| INSTRUCTIONS TO FOLLOW |
Scan the lines below; pull out those with "legend".

| RECORDED DATA |
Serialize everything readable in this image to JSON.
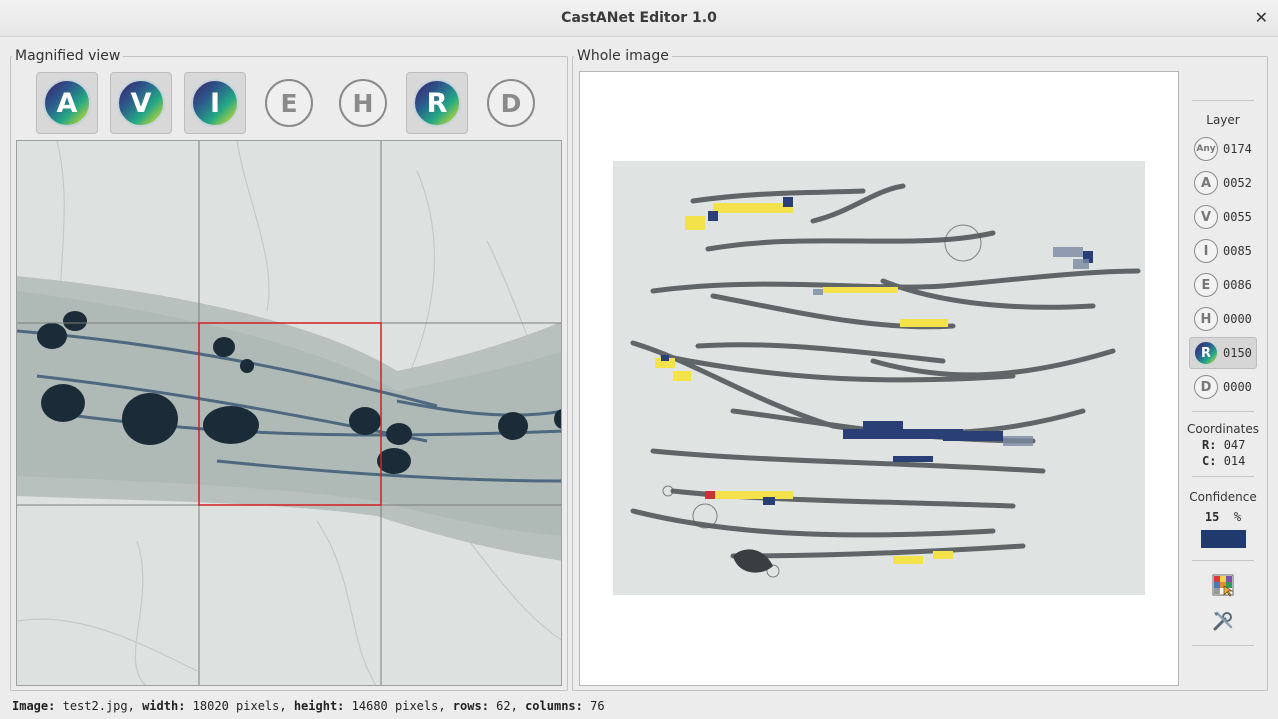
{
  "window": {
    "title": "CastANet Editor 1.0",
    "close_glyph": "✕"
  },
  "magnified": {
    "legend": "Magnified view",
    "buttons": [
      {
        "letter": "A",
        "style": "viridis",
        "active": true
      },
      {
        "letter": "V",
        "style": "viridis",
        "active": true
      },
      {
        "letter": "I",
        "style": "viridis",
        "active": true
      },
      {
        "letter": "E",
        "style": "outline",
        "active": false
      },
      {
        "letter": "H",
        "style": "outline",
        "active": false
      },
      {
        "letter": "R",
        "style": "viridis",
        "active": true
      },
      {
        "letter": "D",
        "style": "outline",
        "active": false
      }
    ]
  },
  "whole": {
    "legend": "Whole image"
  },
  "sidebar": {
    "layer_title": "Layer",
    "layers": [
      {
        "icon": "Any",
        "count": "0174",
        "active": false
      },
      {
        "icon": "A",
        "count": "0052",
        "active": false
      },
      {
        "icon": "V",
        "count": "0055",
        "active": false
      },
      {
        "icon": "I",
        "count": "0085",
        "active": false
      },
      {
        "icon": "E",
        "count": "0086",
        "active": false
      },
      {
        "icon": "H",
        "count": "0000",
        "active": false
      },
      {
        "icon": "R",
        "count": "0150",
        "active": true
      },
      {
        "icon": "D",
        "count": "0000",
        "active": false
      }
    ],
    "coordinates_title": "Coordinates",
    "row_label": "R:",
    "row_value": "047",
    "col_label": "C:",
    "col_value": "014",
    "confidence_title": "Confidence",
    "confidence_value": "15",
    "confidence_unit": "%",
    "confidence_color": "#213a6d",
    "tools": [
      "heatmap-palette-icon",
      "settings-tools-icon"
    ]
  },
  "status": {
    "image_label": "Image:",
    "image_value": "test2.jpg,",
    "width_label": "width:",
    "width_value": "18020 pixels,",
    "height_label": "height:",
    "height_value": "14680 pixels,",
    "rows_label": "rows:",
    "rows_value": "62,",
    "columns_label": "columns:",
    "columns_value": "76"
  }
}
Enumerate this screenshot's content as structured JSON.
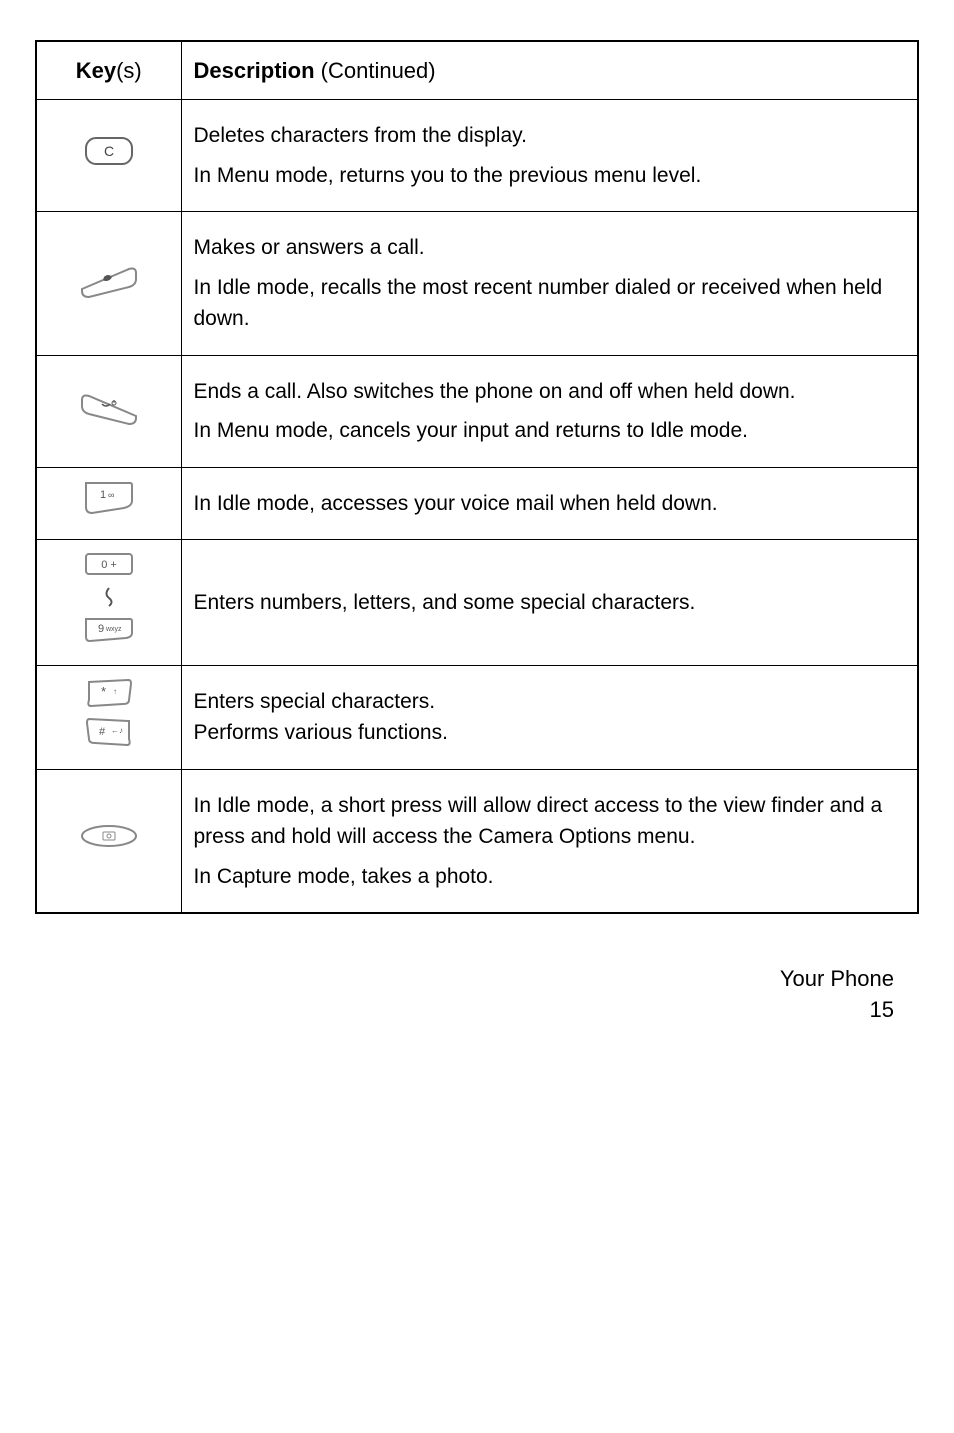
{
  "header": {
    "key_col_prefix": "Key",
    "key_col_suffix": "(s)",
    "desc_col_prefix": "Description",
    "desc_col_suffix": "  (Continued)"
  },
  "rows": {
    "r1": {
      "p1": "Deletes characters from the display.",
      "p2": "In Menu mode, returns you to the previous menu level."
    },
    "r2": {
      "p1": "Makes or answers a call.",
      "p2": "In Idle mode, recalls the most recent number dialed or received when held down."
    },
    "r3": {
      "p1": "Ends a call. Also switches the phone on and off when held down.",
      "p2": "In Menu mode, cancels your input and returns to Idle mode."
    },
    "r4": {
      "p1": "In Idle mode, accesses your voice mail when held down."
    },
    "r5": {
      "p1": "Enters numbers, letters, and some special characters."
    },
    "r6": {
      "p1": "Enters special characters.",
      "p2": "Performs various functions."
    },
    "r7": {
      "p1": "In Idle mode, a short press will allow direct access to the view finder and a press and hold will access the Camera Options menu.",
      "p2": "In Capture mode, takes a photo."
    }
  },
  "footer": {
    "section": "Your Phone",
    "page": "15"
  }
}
--
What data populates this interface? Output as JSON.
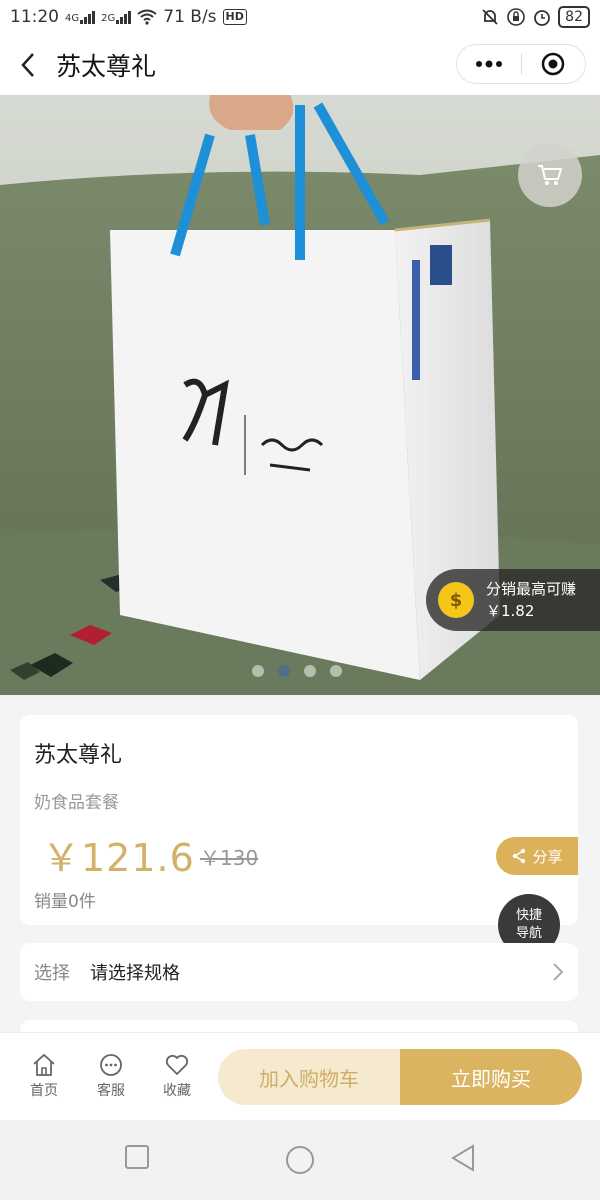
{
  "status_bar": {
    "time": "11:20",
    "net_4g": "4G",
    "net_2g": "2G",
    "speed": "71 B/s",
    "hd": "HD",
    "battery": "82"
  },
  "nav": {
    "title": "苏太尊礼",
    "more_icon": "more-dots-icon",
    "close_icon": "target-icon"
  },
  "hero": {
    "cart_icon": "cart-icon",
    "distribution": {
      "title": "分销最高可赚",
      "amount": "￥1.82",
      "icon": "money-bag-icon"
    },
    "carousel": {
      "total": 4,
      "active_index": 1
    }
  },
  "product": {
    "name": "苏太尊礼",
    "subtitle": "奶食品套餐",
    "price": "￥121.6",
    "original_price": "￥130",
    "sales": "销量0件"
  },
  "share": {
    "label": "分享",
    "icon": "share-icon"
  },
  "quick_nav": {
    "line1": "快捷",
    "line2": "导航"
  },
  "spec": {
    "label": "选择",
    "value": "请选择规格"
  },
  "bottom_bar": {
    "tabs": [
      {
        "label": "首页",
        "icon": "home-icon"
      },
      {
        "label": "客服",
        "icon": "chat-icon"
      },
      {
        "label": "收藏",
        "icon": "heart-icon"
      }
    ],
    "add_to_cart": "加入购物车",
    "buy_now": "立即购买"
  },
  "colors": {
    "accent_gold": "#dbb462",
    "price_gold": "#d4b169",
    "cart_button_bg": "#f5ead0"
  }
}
---
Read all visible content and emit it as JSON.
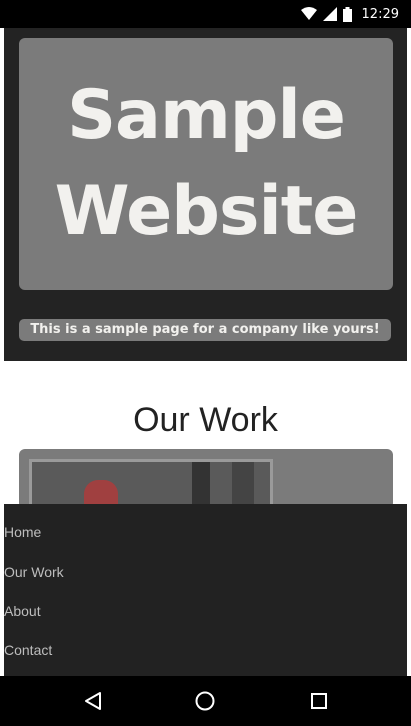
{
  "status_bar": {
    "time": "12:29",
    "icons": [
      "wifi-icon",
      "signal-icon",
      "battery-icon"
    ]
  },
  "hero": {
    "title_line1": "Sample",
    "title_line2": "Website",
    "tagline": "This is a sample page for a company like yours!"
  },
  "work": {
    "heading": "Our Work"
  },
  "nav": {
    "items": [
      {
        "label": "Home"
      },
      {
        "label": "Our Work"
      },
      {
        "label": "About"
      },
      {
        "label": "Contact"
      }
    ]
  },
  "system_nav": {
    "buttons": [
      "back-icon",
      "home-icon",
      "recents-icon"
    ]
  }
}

| CORRECT OUTPUT |
    "legend": "Magnified view",
    "legend": "Whole image"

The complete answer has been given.